Istruzione: Restituisci identiche le righe dell'elenco, dall'inizio fino alla riga che contiene "y-tick-label: 0 (1198, 1199, 1212, 1227)", compresa.

Dataset salvato:
_ _ _ _ _ _ _

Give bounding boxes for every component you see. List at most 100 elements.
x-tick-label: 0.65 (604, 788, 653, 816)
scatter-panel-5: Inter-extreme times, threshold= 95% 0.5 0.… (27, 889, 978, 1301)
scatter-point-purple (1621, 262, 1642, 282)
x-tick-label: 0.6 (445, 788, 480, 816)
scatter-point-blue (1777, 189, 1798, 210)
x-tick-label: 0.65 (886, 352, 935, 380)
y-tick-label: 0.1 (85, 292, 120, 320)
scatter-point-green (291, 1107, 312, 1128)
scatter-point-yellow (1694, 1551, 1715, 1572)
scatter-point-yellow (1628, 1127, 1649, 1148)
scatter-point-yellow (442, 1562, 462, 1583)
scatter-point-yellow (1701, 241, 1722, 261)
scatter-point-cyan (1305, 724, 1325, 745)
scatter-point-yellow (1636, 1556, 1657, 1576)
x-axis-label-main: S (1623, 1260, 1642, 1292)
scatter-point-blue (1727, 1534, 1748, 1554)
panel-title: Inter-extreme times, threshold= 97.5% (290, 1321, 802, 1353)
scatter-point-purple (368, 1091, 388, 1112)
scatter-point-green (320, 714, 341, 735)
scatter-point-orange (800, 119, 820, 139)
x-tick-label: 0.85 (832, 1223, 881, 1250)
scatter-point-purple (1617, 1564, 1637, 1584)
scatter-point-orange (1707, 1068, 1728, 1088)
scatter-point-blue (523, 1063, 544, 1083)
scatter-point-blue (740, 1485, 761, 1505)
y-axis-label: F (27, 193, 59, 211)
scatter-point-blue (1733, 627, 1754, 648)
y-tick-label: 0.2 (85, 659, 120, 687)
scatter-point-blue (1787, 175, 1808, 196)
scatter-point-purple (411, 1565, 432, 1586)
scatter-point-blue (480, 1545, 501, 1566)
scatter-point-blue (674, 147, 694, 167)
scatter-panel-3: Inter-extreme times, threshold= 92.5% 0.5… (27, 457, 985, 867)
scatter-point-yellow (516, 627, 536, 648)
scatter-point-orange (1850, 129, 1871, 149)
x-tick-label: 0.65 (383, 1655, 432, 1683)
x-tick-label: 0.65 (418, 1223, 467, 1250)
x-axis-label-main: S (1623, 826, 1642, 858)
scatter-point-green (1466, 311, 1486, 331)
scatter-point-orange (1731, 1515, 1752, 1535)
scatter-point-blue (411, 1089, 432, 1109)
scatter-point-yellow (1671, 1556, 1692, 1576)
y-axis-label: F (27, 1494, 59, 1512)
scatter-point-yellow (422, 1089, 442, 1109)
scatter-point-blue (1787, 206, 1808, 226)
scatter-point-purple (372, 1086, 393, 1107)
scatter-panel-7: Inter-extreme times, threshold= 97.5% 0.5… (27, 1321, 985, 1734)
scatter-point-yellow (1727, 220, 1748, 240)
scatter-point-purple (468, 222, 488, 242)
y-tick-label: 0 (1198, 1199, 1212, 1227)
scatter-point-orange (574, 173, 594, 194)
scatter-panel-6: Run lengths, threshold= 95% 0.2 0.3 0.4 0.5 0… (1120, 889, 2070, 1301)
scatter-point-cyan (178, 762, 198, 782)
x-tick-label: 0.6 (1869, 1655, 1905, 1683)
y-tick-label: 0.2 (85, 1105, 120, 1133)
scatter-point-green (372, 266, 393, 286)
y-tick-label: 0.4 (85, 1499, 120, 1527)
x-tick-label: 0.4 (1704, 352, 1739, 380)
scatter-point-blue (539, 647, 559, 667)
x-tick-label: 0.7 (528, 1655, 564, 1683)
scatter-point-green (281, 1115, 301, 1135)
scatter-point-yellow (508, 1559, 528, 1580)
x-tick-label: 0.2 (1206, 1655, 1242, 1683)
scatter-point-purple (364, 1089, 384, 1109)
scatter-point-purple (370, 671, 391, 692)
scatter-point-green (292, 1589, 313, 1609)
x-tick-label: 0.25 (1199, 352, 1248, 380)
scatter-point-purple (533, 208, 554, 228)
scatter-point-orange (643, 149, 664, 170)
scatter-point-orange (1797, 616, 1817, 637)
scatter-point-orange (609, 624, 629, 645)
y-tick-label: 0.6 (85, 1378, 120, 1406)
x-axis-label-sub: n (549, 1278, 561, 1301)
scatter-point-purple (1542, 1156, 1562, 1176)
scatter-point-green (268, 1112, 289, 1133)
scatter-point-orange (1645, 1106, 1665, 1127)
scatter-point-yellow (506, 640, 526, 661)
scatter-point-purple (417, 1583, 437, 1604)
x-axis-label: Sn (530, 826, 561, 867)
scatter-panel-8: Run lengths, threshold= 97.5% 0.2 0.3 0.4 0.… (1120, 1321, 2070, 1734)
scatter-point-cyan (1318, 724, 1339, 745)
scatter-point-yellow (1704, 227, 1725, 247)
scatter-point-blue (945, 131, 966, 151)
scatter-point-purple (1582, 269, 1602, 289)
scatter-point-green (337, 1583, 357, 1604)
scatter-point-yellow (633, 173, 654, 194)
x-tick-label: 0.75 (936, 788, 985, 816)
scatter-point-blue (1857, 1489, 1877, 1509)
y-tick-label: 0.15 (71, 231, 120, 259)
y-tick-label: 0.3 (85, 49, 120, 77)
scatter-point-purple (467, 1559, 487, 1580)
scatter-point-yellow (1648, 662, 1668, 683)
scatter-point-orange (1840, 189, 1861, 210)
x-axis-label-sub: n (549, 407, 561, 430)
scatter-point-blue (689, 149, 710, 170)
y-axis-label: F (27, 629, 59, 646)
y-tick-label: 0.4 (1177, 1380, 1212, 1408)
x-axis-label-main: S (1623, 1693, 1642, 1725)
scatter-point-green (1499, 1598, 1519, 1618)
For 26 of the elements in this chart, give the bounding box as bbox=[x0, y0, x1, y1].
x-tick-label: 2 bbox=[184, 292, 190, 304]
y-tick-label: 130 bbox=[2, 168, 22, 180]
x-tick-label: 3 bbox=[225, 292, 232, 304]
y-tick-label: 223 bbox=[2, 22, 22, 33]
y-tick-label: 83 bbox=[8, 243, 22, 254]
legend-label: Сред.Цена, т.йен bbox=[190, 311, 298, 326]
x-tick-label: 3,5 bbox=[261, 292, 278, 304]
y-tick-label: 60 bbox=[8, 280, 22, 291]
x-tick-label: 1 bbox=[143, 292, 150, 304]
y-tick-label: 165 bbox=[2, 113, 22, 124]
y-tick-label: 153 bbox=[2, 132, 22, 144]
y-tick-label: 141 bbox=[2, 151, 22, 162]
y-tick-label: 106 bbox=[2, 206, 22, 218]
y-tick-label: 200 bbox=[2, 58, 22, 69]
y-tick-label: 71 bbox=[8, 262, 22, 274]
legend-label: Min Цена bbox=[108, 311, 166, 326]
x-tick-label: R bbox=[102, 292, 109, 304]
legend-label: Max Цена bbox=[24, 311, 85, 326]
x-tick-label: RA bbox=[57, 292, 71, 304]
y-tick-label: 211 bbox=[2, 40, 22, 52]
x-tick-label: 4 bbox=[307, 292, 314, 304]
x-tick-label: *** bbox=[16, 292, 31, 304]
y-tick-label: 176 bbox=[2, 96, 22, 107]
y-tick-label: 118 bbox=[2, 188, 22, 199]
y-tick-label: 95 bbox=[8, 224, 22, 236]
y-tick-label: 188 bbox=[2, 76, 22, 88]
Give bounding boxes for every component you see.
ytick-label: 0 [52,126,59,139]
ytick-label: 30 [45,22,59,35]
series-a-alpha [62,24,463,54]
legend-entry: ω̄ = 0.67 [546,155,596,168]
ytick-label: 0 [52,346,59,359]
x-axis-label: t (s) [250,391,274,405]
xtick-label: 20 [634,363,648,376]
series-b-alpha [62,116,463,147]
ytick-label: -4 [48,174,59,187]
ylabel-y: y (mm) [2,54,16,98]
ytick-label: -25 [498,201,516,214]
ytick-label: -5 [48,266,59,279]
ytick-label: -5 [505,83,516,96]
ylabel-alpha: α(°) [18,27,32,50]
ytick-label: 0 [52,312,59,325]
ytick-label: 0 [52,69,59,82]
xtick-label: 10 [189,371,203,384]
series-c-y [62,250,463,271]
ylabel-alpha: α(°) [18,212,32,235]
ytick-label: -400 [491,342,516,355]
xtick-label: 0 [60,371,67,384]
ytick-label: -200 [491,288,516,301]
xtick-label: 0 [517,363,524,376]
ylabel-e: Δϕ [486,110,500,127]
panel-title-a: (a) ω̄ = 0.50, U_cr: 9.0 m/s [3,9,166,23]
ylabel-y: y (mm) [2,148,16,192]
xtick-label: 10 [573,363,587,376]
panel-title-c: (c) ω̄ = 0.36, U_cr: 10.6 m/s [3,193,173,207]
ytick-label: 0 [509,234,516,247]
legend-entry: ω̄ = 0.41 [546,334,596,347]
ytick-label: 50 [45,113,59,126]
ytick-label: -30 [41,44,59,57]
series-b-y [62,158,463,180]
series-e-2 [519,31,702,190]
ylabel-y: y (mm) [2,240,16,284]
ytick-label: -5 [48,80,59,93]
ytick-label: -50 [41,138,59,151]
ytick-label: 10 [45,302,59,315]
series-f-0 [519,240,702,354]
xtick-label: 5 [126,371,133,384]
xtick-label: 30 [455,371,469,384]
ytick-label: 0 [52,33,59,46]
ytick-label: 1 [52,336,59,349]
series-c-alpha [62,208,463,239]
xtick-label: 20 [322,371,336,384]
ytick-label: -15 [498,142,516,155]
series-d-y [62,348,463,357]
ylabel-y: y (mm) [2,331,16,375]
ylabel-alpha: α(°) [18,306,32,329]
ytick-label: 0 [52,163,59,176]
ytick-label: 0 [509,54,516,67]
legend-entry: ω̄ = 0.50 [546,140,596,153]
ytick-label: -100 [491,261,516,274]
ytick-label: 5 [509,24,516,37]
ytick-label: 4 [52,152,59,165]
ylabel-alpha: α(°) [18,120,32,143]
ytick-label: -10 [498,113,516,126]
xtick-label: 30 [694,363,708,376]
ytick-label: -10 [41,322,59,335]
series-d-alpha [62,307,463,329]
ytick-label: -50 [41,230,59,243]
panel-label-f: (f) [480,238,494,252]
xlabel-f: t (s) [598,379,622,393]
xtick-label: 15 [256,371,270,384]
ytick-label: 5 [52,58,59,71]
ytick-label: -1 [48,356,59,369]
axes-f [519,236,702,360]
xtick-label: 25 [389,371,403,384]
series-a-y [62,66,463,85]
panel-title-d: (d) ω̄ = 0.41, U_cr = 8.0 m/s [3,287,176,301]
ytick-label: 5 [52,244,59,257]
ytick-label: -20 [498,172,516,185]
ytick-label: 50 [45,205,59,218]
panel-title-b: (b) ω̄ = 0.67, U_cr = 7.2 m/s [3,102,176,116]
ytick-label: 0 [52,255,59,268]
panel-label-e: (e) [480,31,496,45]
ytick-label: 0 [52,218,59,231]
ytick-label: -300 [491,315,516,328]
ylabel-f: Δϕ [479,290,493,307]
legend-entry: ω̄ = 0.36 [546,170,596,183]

_ _ _ _ _ _ _

Risposta finale:
Give bounding boxes for every component you see. List at most 100 elements.
x-tick-label: 0.65 (604, 788, 653, 816)
scatter-panel-5: Inter-extreme times, threshold= 95% 0.5 0.… (27, 889, 978, 1301)
scatter-point-purple (1621, 262, 1642, 282)
x-tick-label: 0.6 (445, 788, 480, 816)
scatter-point-blue (1777, 189, 1798, 210)
x-tick-label: 0.65 (886, 352, 935, 380)
y-tick-label: 0.1 (85, 292, 120, 320)
scatter-point-green (291, 1107, 312, 1128)
scatter-point-yellow (1694, 1551, 1715, 1572)
scatter-point-yellow (1628, 1127, 1649, 1148)
scatter-point-yellow (442, 1562, 462, 1583)
scatter-point-yellow (1701, 241, 1722, 261)
scatter-point-cyan (1305, 724, 1325, 745)
scatter-point-yellow (1636, 1556, 1657, 1576)
x-axis-label-main: S (1623, 1260, 1642, 1292)
scatter-point-blue (1727, 1534, 1748, 1554)
panel-title: Inter-extreme times, threshold= 97.5% (290, 1321, 802, 1353)
scatter-point-purple (368, 1091, 388, 1112)
scatter-point-green (320, 714, 341, 735)
scatter-point-orange (800, 119, 820, 139)
x-tick-label: 0.85 (832, 1223, 881, 1250)
scatter-point-purple (1617, 1564, 1637, 1584)
scatter-point-orange (1707, 1068, 1728, 1088)
scatter-point-blue (523, 1063, 544, 1083)
scatter-point-blue (740, 1485, 761, 1505)
y-axis-label: F (27, 193, 59, 211)
scatter-point-blue (1733, 627, 1754, 648)
y-tick-label: 0.2 (85, 659, 120, 687)
scatter-point-blue (1787, 175, 1808, 196)
scatter-point-purple (411, 1565, 432, 1586)
scatter-point-blue (480, 1545, 501, 1566)
scatter-point-blue (674, 147, 694, 167)
scatter-panel-3: Inter-extreme times, threshold= 92.5% 0.5… (27, 457, 985, 867)
scatter-point-yellow (516, 627, 536, 648)
scatter-point-orange (1850, 129, 1871, 149)
x-tick-label: 0.65 (383, 1655, 432, 1683)
x-tick-label: 0.65 (418, 1223, 467, 1250)
x-axis-label-main: S (1623, 826, 1642, 858)
scatter-point-green (1466, 311, 1486, 331)
scatter-point-orange (1731, 1515, 1752, 1535)
scatter-point-blue (411, 1089, 432, 1109)
scatter-point-yellow (1671, 1556, 1692, 1576)
y-axis-label: F (27, 1494, 59, 1512)
scatter-point-yellow (422, 1089, 442, 1109)
scatter-point-blue (1787, 206, 1808, 226)
scatter-point-purple (372, 1086, 393, 1107)
scatter-panel-7: Inter-extreme times, threshold= 97.5% 0.5… (27, 1321, 985, 1734)
scatter-point-yellow (1727, 220, 1748, 240)
scatter-point-purple (468, 222, 488, 242)
y-tick-label: 0 (1198, 1199, 1212, 1227)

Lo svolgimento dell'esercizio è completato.